▶ **THE PROBLEM**:
Can you output the records below exactly as they are written?
[start of DATASET ENTRIES]
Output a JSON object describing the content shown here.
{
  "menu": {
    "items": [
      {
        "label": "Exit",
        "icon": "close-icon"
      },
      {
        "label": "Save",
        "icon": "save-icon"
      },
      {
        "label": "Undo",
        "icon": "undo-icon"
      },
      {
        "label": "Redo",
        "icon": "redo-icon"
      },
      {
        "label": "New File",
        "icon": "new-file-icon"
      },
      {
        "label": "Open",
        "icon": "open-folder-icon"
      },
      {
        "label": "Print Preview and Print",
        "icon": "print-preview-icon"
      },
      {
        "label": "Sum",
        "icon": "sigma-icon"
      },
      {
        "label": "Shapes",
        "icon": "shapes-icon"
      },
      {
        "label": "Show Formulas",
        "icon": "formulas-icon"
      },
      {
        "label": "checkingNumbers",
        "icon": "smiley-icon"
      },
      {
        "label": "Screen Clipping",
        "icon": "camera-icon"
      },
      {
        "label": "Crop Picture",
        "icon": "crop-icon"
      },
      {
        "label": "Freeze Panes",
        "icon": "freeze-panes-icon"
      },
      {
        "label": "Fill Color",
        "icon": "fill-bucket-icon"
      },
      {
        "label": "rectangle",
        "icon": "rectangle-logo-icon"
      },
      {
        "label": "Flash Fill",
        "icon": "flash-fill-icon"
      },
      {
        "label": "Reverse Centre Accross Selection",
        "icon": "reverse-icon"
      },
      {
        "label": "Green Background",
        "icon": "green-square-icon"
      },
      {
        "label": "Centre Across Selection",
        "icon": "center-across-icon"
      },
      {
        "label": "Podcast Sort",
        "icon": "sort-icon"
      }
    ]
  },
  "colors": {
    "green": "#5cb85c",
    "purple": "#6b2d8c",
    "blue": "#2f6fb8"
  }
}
[end of DATASET ENTRIES]
▶ **CORRECT OUTPUT**:
Output a JSON object describing the content shown here.
{
  "menu": {
    "items": [
      {
        "label": "Exit",
        "icon": "close-icon"
      },
      {
        "label": "Save",
        "icon": "save-icon"
      },
      {
        "label": "Undo",
        "icon": "undo-icon"
      },
      {
        "label": "Redo",
        "icon": "redo-icon"
      },
      {
        "label": "New File",
        "icon": "new-file-icon"
      },
      {
        "label": "Open",
        "icon": "open-folder-icon"
      },
      {
        "label": "Print Preview and Print",
        "icon": "print-preview-icon"
      },
      {
        "label": "Sum",
        "icon": "sigma-icon"
      },
      {
        "label": "Shapes",
        "icon": "shapes-icon"
      },
      {
        "label": "Show Formulas",
        "icon": "formulas-icon"
      },
      {
        "label": "checkingNumbers",
        "icon": "smiley-icon"
      },
      {
        "label": "Screen Clipping",
        "icon": "camera-icon"
      },
      {
        "label": "Crop Picture",
        "icon": "crop-icon"
      },
      {
        "label": "Freeze Panes",
        "icon": "freeze-panes-icon"
      },
      {
        "label": "Fill Color",
        "icon": "fill-bucket-icon"
      },
      {
        "label": "rectangle",
        "icon": "rectangle-logo-icon"
      },
      {
        "label": "Flash Fill",
        "icon": "flash-fill-icon"
      },
      {
        "label": "Reverse Centre Accross Selection",
        "icon": "reverse-icon"
      },
      {
        "label": "Green Background",
        "icon": "green-square-icon"
      },
      {
        "label": "Centre Across Selection",
        "icon": "center-across-icon"
      },
      {
        "label": "Podcast Sort",
        "icon": "sort-icon"
      }
    ]
  },
  "colors": {
    "green": "#5cb85c",
    "purple": "#6b2d8c",
    "blue": "#2f6fb8"
  }
}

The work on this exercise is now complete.